From the first line to the last, print the data exactly as written.
___
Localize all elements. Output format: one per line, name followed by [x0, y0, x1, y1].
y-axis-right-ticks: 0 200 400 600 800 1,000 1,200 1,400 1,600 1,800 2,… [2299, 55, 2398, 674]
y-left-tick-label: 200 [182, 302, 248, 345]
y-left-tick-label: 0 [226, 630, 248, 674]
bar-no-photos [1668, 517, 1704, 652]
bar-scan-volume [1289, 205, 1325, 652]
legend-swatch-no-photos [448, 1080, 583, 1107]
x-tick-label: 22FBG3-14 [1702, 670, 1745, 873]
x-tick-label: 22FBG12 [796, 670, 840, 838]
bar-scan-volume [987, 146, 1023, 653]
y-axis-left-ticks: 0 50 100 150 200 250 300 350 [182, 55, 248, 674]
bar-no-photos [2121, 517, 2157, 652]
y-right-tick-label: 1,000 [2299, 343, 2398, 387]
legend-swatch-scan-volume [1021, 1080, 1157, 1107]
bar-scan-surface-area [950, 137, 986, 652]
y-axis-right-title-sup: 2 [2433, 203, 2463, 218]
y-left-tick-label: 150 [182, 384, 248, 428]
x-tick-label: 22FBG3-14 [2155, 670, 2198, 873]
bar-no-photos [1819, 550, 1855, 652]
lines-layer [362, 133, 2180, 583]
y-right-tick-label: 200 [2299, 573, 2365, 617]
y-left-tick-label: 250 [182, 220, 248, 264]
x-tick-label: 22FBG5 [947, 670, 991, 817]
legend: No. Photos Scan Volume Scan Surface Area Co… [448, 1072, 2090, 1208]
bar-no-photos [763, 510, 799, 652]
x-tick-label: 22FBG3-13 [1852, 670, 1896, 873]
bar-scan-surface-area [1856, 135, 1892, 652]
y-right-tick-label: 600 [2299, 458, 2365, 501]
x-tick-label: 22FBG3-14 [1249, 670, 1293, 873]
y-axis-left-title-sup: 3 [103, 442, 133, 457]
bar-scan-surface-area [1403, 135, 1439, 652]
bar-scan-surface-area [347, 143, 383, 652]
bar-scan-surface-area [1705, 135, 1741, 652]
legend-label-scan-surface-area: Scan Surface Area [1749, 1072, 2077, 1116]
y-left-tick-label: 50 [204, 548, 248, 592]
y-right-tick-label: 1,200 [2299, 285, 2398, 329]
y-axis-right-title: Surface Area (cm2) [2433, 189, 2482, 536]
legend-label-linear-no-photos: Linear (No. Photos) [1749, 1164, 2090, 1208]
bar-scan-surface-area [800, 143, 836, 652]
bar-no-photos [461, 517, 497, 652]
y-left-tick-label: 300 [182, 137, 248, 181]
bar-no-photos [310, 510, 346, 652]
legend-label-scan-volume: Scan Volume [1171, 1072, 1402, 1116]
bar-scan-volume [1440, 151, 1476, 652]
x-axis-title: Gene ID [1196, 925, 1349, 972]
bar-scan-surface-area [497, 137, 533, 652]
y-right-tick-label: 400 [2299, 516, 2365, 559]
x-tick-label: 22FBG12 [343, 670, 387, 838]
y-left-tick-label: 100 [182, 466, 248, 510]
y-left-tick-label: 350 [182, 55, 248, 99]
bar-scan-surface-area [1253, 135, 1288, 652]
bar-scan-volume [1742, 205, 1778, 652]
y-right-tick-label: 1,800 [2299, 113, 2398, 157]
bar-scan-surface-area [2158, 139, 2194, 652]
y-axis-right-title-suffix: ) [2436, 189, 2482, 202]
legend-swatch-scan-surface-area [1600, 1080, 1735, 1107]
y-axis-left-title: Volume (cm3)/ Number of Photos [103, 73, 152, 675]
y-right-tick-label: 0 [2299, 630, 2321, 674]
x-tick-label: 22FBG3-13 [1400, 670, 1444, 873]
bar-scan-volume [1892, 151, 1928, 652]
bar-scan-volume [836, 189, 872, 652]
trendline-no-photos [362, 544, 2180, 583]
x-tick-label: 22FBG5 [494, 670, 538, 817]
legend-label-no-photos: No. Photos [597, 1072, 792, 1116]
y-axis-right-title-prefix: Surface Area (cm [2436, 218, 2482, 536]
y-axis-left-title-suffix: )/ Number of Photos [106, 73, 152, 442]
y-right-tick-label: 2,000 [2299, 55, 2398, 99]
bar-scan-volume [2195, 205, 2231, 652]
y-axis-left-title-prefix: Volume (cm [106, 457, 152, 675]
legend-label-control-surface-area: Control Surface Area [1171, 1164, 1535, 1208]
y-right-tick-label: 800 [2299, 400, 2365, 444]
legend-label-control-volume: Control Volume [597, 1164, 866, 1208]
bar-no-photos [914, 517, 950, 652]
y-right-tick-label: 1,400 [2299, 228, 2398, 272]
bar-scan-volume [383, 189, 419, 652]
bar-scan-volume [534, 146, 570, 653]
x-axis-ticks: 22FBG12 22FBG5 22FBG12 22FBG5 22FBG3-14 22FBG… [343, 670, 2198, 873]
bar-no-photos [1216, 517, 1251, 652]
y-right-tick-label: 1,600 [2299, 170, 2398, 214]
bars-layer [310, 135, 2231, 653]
___
## EXERCISE OUTPUT
Localize all elements. Output format: one per line, name followed by [x0, y0, x1, y1].
y-axis-right-ticks: 0 200 400 600 800 1,000 1,200 1,400 1,600 1,800 2,… [2299, 55, 2398, 674]
y-left-tick-label: 200 [182, 302, 248, 345]
y-left-tick-label: 0 [226, 630, 248, 674]
bar-no-photos [1668, 517, 1704, 652]
bar-scan-volume [1289, 205, 1325, 652]
legend-swatch-no-photos [448, 1080, 583, 1107]
x-tick-label: 22FBG3-14 [1702, 670, 1745, 873]
x-tick-label: 22FBG12 [796, 670, 840, 838]
bar-scan-volume [987, 146, 1023, 653]
y-axis-left-ticks: 0 50 100 150 200 250 300 350 [182, 55, 248, 674]
bar-no-photos [2121, 517, 2157, 652]
y-right-tick-label: 1,000 [2299, 343, 2398, 387]
legend-swatch-scan-volume [1021, 1080, 1157, 1107]
bar-scan-surface-area [950, 137, 986, 652]
y-axis-right-title-sup: 2 [2433, 203, 2463, 218]
y-left-tick-label: 150 [182, 384, 248, 428]
x-tick-label: 22FBG3-14 [2155, 670, 2198, 873]
bar-no-photos [1819, 550, 1855, 652]
lines-layer [362, 133, 2180, 583]
y-right-tick-label: 200 [2299, 573, 2365, 617]
y-left-tick-label: 250 [182, 220, 248, 264]
x-tick-label: 22FBG5 [947, 670, 991, 817]
legend: No. Photos Scan Volume Scan Surface Area Co… [448, 1072, 2090, 1208]
bar-no-photos [763, 510, 799, 652]
x-tick-label: 22FBG3-13 [1852, 670, 1896, 873]
bar-scan-surface-area [1856, 135, 1892, 652]
y-right-tick-label: 600 [2299, 458, 2365, 501]
x-tick-label: 22FBG3-14 [1249, 670, 1293, 873]
y-axis-left-title-sup: 3 [103, 442, 133, 457]
bar-scan-surface-area [1403, 135, 1439, 652]
bar-scan-surface-area [347, 143, 383, 652]
bar-scan-surface-area [1705, 135, 1741, 652]
legend-label-scan-surface-area: Scan Surface Area [1749, 1072, 2077, 1116]
y-left-tick-label: 50 [204, 548, 248, 592]
y-right-tick-label: 1,200 [2299, 285, 2398, 329]
y-axis-right-title: Surface Area (cm2) [2433, 189, 2482, 536]
legend-label-linear-no-photos: Linear (No. Photos) [1749, 1164, 2090, 1208]
bar-scan-surface-area [800, 143, 836, 652]
bar-no-photos [461, 517, 497, 652]
y-left-tick-label: 300 [182, 137, 248, 181]
bar-no-photos [310, 510, 346, 652]
legend-label-scan-volume: Scan Volume [1171, 1072, 1402, 1116]
bar-scan-volume [1440, 151, 1476, 652]
x-axis-title: Gene ID [1196, 925, 1349, 972]
bar-scan-surface-area [497, 137, 533, 652]
y-right-tick-label: 400 [2299, 516, 2365, 559]
x-tick-label: 22FBG12 [343, 670, 387, 838]
y-left-tick-label: 100 [182, 466, 248, 510]
y-left-tick-label: 350 [182, 55, 248, 99]
bar-scan-surface-area [1253, 135, 1288, 652]
bar-scan-volume [1742, 205, 1778, 652]
y-right-tick-label: 1,800 [2299, 113, 2398, 157]
bar-scan-surface-area [2158, 139, 2194, 652]
y-axis-right-title-suffix: ) [2436, 189, 2482, 202]
legend-swatch-scan-surface-area [1600, 1080, 1735, 1107]
y-axis-left-title: Volume (cm3)/ Number of Photos [103, 73, 152, 675]
y-right-tick-label: 0 [2299, 630, 2321, 674]
x-tick-label: 22FBG3-13 [1400, 670, 1444, 873]
bar-scan-volume [1892, 151, 1928, 652]
bar-scan-volume [836, 189, 872, 652]
trendline-no-photos [362, 544, 2180, 583]
x-tick-label: 22FBG5 [494, 670, 538, 817]
legend-label-no-photos: No. Photos [597, 1072, 792, 1116]
y-axis-right-title-prefix: Surface Area (cm [2436, 218, 2482, 536]
y-axis-left-title-suffix: )/ Number of Photos [106, 73, 152, 442]
y-right-tick-label: 2,000 [2299, 55, 2398, 99]
bar-scan-volume [2195, 205, 2231, 652]
y-axis-left-title-prefix: Volume (cm [106, 457, 152, 675]
legend-label-control-surface-area: Control Surface Area [1171, 1164, 1535, 1208]
y-right-tick-label: 800 [2299, 400, 2365, 444]
legend-label-control-volume: Control Volume [597, 1164, 866, 1208]
bar-no-photos [914, 517, 950, 652]
y-right-tick-label: 1,400 [2299, 228, 2398, 272]
bar-scan-volume [383, 189, 419, 652]
bar-scan-volume [534, 146, 570, 653]
x-axis-ticks: 22FBG12 22FBG5 22FBG12 22FBG5 22FBG3-14 22FBG… [343, 670, 2198, 873]
bar-no-photos [1216, 517, 1251, 652]
y-right-tick-label: 1,600 [2299, 170, 2398, 214]
bars-layer [310, 135, 2231, 653]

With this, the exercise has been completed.